- **Problem details**
Below is a block of records. Copy every line in it that contains the word "name".

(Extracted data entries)
+===+
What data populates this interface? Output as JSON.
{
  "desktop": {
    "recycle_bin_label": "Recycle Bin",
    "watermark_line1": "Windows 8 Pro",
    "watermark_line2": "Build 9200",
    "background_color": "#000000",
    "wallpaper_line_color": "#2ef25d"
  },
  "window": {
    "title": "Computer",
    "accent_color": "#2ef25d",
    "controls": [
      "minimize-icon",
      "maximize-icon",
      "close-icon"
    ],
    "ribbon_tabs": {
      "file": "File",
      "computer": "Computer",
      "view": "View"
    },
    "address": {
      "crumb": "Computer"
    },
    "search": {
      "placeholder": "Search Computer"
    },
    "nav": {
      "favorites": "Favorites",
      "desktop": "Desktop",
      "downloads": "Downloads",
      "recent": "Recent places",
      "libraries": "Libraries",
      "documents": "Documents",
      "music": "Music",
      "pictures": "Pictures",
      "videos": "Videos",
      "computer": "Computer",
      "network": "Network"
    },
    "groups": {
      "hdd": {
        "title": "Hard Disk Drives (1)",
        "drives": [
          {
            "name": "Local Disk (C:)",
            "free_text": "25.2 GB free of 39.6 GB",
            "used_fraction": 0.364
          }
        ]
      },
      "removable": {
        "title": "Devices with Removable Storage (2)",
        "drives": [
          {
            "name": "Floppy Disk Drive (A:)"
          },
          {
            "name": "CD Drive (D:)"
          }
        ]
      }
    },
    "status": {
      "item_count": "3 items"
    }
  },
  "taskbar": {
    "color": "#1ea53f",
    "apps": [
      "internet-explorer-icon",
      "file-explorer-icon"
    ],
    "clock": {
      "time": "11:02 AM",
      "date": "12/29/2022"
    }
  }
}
+===+
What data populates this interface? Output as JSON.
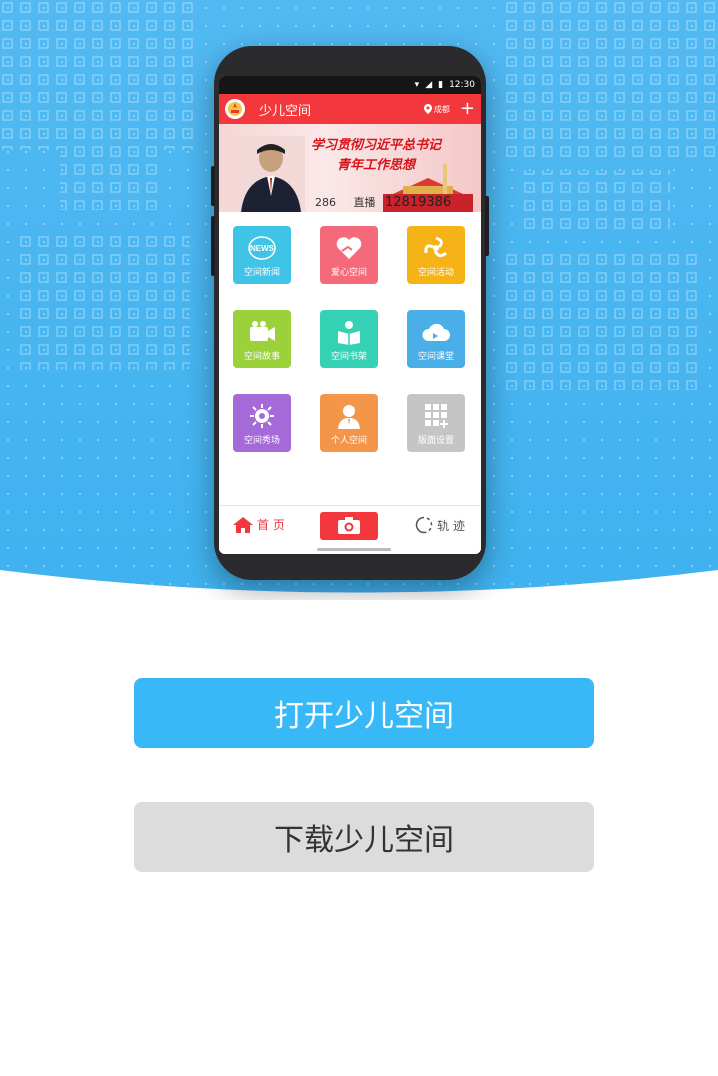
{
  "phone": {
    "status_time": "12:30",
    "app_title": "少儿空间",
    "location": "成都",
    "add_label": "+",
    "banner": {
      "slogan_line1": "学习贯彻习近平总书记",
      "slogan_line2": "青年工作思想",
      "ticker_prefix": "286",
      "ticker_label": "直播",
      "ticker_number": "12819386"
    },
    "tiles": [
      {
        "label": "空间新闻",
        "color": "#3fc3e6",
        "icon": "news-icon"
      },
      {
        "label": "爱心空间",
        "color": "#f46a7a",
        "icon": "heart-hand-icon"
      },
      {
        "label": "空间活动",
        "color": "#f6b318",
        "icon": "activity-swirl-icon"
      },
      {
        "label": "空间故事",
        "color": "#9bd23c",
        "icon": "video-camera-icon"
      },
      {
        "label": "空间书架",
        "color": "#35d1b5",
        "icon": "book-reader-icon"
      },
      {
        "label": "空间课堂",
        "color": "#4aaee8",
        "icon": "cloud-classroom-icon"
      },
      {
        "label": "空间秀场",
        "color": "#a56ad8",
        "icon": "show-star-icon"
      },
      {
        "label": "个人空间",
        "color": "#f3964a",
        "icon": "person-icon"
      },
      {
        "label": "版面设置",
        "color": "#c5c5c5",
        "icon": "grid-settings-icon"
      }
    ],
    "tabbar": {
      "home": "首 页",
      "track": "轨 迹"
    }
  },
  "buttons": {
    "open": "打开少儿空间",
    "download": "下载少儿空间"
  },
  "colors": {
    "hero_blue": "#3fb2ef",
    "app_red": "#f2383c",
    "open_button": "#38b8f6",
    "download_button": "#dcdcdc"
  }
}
+===+
- **Answer for this exercise**
            "name": "Local Disk (C:)",
            "name": "Floppy Disk Drive (A:)"
            "name": "CD Drive (D:)"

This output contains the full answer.